[START The input]

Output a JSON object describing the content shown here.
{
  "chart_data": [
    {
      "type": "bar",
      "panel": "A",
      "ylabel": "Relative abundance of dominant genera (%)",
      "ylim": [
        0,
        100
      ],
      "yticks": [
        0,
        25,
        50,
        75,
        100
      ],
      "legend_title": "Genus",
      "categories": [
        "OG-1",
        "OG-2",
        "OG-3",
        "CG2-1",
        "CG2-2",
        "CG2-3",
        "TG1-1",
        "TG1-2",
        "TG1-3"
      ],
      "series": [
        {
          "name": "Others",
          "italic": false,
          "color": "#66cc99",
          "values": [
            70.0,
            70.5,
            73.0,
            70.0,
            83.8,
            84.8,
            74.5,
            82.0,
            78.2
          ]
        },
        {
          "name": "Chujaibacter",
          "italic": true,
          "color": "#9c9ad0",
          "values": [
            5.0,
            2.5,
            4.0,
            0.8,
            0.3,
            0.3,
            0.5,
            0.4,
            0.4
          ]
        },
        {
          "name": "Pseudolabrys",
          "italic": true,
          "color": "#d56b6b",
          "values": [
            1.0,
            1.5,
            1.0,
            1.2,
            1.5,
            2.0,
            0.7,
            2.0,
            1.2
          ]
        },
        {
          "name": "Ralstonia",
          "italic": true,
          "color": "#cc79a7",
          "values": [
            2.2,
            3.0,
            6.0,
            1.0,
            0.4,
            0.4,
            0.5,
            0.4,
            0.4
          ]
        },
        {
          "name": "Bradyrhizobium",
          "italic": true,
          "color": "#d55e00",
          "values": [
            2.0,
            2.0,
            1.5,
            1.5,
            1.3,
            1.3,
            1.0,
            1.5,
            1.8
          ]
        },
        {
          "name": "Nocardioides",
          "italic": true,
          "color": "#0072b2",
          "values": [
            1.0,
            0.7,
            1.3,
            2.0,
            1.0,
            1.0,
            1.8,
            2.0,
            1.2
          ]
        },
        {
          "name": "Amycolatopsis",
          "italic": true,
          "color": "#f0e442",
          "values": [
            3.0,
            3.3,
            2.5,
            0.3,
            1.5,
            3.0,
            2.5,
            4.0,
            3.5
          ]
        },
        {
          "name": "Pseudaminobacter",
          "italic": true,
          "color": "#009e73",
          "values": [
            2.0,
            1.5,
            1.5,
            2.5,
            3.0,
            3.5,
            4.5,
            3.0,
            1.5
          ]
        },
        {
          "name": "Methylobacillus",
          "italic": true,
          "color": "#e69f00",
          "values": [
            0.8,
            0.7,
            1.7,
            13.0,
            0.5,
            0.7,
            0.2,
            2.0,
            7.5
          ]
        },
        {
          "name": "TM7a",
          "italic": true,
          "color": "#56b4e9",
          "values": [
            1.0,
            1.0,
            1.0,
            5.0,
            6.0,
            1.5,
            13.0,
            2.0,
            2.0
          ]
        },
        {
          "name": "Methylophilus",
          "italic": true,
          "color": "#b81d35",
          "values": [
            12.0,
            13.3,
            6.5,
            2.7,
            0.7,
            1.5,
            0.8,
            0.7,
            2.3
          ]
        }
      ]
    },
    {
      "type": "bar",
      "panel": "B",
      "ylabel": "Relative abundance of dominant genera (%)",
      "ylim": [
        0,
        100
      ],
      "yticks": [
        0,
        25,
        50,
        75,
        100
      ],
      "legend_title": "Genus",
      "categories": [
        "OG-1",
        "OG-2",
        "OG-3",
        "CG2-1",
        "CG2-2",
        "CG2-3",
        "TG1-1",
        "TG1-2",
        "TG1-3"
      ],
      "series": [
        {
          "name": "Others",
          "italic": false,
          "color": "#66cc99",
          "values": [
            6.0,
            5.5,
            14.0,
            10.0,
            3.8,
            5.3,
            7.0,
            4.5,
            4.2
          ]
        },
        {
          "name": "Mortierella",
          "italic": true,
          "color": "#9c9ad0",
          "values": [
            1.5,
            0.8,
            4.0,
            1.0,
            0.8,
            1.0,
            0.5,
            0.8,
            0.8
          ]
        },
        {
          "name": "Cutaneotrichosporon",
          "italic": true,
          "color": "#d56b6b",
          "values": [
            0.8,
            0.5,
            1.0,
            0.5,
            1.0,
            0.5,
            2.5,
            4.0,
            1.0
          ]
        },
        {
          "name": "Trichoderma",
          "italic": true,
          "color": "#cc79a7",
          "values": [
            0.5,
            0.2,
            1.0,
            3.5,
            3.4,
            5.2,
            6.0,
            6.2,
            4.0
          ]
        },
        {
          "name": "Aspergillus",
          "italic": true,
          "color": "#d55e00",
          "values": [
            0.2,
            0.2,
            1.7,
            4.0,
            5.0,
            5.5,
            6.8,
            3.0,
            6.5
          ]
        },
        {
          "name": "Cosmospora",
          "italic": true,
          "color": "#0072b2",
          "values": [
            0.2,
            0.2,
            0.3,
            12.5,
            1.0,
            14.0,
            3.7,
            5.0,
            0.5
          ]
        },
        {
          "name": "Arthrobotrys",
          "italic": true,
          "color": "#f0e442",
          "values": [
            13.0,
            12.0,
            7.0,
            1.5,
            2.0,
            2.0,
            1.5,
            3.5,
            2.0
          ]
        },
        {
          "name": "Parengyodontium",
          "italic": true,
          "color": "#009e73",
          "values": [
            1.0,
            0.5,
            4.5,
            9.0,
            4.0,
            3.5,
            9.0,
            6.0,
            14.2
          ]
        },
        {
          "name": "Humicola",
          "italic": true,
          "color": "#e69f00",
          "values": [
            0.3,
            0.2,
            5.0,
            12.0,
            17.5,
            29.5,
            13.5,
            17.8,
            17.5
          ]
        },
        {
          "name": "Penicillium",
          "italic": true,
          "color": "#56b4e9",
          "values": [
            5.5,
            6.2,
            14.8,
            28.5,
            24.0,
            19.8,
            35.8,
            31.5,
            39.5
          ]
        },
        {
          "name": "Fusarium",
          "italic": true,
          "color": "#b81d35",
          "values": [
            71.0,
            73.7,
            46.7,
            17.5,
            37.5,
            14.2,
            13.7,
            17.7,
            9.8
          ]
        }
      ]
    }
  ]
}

[END The input]

_Exercise requirements_
All records above must be set down exactly, please.

_Answer to the exercise_
Output a JSON object describing the content shown here.
{
  "chart_data": [
    {
      "type": "bar",
      "panel": "A",
      "ylabel": "Relative abundance of dominant genera (%)",
      "ylim": [
        0,
        100
      ],
      "yticks": [
        0,
        25,
        50,
        75,
        100
      ],
      "legend_title": "Genus",
      "categories": [
        "OG-1",
        "OG-2",
        "OG-3",
        "CG2-1",
        "CG2-2",
        "CG2-3",
        "TG1-1",
        "TG1-2",
        "TG1-3"
      ],
      "series": [
        {
          "name": "Others",
          "italic": false,
          "color": "#66cc99",
          "values": [
            70.0,
            70.5,
            73.0,
            70.0,
            83.8,
            84.8,
            74.5,
            82.0,
            78.2
          ]
        },
        {
          "name": "Chujaibacter",
          "italic": true,
          "color": "#9c9ad0",
          "values": [
            5.0,
            2.5,
            4.0,
            0.8,
            0.3,
            0.3,
            0.5,
            0.4,
            0.4
          ]
        },
        {
          "name": "Pseudolabrys",
          "italic": true,
          "color": "#d56b6b",
          "values": [
            1.0,
            1.5,
            1.0,
            1.2,
            1.5,
            2.0,
            0.7,
            2.0,
            1.2
          ]
        },
        {
          "name": "Ralstonia",
          "italic": true,
          "color": "#cc79a7",
          "values": [
            2.2,
            3.0,
            6.0,
            1.0,
            0.4,
            0.4,
            0.5,
            0.4,
            0.4
          ]
        },
        {
          "name": "Bradyrhizobium",
          "italic": true,
          "color": "#d55e00",
          "values": [
            2.0,
            2.0,
            1.5,
            1.5,
            1.3,
            1.3,
            1.0,
            1.5,
            1.8
          ]
        },
        {
          "name": "Nocardioides",
          "italic": true,
          "color": "#0072b2",
          "values": [
            1.0,
            0.7,
            1.3,
            2.0,
            1.0,
            1.0,
            1.8,
            2.0,
            1.2
          ]
        },
        {
          "name": "Amycolatopsis",
          "italic": true,
          "color": "#f0e442",
          "values": [
            3.0,
            3.3,
            2.5,
            0.3,
            1.5,
            3.0,
            2.5,
            4.0,
            3.5
          ]
        },
        {
          "name": "Pseudaminobacter",
          "italic": true,
          "color": "#009e73",
          "values": [
            2.0,
            1.5,
            1.5,
            2.5,
            3.0,
            3.5,
            4.5,
            3.0,
            1.5
          ]
        },
        {
          "name": "Methylobacillus",
          "italic": true,
          "color": "#e69f00",
          "values": [
            0.8,
            0.7,
            1.7,
            13.0,
            0.5,
            0.7,
            0.2,
            2.0,
            7.5
          ]
        },
        {
          "name": "TM7a",
          "italic": true,
          "color": "#56b4e9",
          "values": [
            1.0,
            1.0,
            1.0,
            5.0,
            6.0,
            1.5,
            13.0,
            2.0,
            2.0
          ]
        },
        {
          "name": "Methylophilus",
          "italic": true,
          "color": "#b81d35",
          "values": [
            12.0,
            13.3,
            6.5,
            2.7,
            0.7,
            1.5,
            0.8,
            0.7,
            2.3
          ]
        }
      ]
    },
    {
      "type": "bar",
      "panel": "B",
      "ylabel": "Relative abundance of dominant genera (%)",
      "ylim": [
        0,
        100
      ],
      "yticks": [
        0,
        25,
        50,
        75,
        100
      ],
      "legend_title": "Genus",
      "categories": [
        "OG-1",
        "OG-2",
        "OG-3",
        "CG2-1",
        "CG2-2",
        "CG2-3",
        "TG1-1",
        "TG1-2",
        "TG1-3"
      ],
      "series": [
        {
          "name": "Others",
          "italic": false,
          "color": "#66cc99",
          "values": [
            6.0,
            5.5,
            14.0,
            10.0,
            3.8,
            5.3,
            7.0,
            4.5,
            4.2
          ]
        },
        {
          "name": "Mortierella",
          "italic": true,
          "color": "#9c9ad0",
          "values": [
            1.5,
            0.8,
            4.0,
            1.0,
            0.8,
            1.0,
            0.5,
            0.8,
            0.8
          ]
        },
        {
          "name": "Cutaneotrichosporon",
          "italic": true,
          "color": "#d56b6b",
          "values": [
            0.8,
            0.5,
            1.0,
            0.5,
            1.0,
            0.5,
            2.5,
            4.0,
            1.0
          ]
        },
        {
          "name": "Trichoderma",
          "italic": true,
          "color": "#cc79a7",
          "values": [
            0.5,
            0.2,
            1.0,
            3.5,
            3.4,
            5.2,
            6.0,
            6.2,
            4.0
          ]
        },
        {
          "name": "Aspergillus",
          "italic": true,
          "color": "#d55e00",
          "values": [
            0.2,
            0.2,
            1.7,
            4.0,
            5.0,
            5.5,
            6.8,
            3.0,
            6.5
          ]
        },
        {
          "name": "Cosmospora",
          "italic": true,
          "color": "#0072b2",
          "values": [
            0.2,
            0.2,
            0.3,
            12.5,
            1.0,
            14.0,
            3.7,
            5.0,
            0.5
          ]
        },
        {
          "name": "Arthrobotrys",
          "italic": true,
          "color": "#f0e442",
          "values": [
            13.0,
            12.0,
            7.0,
            1.5,
            2.0,
            2.0,
            1.5,
            3.5,
            2.0
          ]
        },
        {
          "name": "Parengyodontium",
          "italic": true,
          "color": "#009e73",
          "values": [
            1.0,
            0.5,
            4.5,
            9.0,
            4.0,
            3.5,
            9.0,
            6.0,
            14.2
          ]
        },
        {
          "name": "Humicola",
          "italic": true,
          "color": "#e69f00",
          "values": [
            0.3,
            0.2,
            5.0,
            12.0,
            17.5,
            29.5,
            13.5,
            17.8,
            17.5
          ]
        },
        {
          "name": "Penicillium",
          "italic": true,
          "color": "#56b4e9",
          "values": [
            5.5,
            6.2,
            14.8,
            28.5,
            24.0,
            19.8,
            35.8,
            31.5,
            39.5
          ]
        },
        {
          "name": "Fusarium",
          "italic": true,
          "color": "#b81d35",
          "values": [
            71.0,
            73.7,
            46.7,
            17.5,
            37.5,
            14.2,
            13.7,
            17.7,
            9.8
          ]
        }
      ]
    }
  ]
}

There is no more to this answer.